_TASK GOAL_. Read the lines that follow and pick out every one containing the word "income".

[Recorded data]
┌──

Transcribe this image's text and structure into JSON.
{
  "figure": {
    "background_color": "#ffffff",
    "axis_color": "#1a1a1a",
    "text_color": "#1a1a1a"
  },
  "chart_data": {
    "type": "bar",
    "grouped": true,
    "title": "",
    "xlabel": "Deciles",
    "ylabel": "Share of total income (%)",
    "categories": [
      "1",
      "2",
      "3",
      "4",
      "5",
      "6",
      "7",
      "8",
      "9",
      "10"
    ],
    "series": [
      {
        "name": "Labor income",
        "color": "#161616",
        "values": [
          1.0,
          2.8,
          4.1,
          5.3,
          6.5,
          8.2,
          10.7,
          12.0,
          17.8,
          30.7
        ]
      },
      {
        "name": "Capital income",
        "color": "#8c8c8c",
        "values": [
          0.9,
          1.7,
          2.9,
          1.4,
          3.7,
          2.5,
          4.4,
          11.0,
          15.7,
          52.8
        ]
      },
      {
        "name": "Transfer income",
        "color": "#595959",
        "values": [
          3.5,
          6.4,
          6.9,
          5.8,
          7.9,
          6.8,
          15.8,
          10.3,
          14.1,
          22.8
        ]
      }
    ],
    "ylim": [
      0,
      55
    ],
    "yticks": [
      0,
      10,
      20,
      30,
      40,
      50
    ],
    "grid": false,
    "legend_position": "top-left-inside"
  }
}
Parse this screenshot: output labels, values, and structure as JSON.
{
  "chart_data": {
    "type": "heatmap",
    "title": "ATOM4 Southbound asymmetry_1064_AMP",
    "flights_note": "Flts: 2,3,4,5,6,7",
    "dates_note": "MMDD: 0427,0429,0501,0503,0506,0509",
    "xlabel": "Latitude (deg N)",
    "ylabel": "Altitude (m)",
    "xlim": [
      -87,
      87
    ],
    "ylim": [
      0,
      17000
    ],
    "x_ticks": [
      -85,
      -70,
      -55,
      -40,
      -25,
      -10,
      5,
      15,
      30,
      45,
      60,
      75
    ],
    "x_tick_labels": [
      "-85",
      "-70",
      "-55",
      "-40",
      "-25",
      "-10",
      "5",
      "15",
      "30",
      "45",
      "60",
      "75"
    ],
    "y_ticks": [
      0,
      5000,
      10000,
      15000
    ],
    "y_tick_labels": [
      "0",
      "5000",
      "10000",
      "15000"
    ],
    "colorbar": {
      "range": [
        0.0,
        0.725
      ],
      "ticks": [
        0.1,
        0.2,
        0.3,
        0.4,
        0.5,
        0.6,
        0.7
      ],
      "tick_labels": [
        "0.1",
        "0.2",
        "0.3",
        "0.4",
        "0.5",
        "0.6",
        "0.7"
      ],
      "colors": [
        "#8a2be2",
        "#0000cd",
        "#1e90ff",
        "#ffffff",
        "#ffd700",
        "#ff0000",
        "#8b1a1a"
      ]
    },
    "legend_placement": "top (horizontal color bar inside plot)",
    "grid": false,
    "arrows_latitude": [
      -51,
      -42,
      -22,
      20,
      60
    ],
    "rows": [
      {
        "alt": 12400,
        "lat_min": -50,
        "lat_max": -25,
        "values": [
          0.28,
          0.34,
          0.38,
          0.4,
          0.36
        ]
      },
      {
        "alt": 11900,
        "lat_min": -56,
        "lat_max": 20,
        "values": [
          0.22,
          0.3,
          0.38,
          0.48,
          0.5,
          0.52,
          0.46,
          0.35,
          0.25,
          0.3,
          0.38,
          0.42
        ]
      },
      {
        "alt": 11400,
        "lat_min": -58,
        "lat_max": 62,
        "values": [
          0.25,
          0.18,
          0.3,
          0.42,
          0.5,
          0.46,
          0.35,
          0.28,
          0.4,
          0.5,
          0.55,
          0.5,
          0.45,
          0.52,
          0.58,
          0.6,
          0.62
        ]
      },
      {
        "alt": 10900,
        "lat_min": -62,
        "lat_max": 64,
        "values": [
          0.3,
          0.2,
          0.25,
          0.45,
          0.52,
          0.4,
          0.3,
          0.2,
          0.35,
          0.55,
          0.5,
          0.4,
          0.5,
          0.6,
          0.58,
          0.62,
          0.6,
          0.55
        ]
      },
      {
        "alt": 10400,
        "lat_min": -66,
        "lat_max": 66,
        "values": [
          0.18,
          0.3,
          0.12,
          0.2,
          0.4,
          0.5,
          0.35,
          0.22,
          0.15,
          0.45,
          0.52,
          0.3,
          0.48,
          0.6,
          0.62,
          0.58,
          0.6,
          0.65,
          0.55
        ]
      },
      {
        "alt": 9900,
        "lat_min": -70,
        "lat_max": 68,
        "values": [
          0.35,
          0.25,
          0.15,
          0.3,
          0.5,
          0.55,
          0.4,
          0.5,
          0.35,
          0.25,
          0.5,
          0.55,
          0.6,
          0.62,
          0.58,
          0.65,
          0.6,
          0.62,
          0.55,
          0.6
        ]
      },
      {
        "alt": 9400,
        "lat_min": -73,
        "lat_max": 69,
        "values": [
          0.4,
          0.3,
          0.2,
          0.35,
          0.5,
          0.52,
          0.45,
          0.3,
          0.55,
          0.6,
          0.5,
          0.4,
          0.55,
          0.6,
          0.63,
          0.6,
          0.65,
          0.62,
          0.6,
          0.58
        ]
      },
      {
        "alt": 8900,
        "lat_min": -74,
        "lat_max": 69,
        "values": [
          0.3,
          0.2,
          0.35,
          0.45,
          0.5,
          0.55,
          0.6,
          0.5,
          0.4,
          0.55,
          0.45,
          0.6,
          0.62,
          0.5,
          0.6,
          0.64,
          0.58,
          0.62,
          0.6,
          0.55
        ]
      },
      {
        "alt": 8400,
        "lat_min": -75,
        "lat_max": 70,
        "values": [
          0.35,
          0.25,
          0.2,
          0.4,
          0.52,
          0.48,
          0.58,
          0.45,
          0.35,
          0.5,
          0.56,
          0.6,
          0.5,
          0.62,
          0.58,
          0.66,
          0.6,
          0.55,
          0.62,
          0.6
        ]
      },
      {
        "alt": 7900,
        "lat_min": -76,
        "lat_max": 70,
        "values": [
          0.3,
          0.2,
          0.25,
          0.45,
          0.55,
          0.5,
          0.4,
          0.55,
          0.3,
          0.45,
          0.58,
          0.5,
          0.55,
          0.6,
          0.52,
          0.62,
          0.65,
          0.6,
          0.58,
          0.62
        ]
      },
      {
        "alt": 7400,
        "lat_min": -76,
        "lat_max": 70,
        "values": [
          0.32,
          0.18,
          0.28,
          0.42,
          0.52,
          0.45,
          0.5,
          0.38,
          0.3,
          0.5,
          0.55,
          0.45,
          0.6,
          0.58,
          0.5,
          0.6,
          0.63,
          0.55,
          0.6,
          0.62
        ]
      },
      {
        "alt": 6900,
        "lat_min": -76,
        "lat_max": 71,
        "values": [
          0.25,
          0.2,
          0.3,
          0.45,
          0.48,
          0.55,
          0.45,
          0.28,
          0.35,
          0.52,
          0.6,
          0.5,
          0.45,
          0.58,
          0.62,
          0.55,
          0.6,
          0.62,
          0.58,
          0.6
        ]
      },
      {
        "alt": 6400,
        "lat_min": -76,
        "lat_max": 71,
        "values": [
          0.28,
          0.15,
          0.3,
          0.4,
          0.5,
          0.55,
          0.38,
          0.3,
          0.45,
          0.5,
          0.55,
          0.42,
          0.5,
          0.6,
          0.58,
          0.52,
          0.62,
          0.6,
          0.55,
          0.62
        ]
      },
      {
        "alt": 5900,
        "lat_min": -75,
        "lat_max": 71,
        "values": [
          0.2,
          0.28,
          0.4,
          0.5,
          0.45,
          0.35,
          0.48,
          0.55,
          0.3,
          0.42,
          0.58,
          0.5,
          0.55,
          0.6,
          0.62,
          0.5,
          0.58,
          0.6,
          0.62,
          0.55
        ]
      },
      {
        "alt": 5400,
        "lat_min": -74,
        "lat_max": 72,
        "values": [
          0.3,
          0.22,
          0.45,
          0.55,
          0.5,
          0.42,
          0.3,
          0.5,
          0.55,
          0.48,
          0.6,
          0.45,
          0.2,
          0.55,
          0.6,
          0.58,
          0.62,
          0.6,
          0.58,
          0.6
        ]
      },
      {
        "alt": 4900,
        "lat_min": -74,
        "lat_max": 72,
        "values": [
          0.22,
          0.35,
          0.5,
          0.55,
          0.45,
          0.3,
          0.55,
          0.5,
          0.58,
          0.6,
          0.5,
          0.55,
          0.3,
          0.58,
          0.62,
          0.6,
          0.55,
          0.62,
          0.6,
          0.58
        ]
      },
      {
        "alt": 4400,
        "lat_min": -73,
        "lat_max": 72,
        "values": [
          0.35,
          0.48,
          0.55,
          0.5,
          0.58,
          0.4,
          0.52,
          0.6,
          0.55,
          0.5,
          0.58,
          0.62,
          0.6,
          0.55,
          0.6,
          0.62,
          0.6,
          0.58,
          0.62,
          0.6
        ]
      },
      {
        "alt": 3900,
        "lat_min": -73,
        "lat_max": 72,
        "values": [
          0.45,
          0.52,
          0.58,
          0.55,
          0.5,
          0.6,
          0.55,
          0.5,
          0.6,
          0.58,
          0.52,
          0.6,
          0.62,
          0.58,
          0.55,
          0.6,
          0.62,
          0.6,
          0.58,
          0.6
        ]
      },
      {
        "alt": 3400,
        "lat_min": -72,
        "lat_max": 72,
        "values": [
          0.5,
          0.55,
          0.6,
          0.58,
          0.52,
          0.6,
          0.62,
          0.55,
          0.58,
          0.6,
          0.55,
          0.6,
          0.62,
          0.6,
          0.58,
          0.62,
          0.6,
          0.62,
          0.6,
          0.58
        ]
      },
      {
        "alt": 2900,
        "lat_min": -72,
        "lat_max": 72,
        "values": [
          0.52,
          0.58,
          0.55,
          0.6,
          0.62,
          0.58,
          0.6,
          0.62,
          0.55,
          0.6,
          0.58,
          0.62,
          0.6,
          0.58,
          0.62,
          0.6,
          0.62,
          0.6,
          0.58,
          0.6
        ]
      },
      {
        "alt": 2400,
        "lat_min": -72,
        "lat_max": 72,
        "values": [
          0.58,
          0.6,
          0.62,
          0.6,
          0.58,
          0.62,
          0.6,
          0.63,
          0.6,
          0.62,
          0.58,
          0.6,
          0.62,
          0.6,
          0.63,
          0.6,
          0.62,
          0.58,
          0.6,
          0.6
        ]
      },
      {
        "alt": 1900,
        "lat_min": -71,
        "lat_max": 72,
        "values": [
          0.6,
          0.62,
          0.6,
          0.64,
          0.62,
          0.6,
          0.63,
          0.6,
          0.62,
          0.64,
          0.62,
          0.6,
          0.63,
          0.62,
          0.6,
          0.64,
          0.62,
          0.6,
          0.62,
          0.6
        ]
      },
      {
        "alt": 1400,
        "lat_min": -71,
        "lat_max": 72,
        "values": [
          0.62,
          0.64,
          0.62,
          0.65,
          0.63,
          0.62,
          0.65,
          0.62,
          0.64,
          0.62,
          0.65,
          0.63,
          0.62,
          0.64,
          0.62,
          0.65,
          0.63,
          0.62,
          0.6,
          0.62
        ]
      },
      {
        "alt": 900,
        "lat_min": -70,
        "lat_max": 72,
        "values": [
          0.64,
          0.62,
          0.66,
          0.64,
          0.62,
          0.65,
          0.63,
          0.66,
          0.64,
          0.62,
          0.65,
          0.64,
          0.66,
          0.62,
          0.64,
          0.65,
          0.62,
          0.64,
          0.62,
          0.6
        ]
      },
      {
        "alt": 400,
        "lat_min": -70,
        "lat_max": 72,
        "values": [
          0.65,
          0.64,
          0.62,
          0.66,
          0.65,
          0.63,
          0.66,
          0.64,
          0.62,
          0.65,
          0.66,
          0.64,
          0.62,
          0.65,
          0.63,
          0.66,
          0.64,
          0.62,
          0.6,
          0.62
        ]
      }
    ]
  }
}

└──

_SOLUTION FOR THIS PROBLEM_.
    "ylabel": "Share of total income (%)",
        "name": "Labor income",
        "name": "Capital income",
        "name": "Transfer income",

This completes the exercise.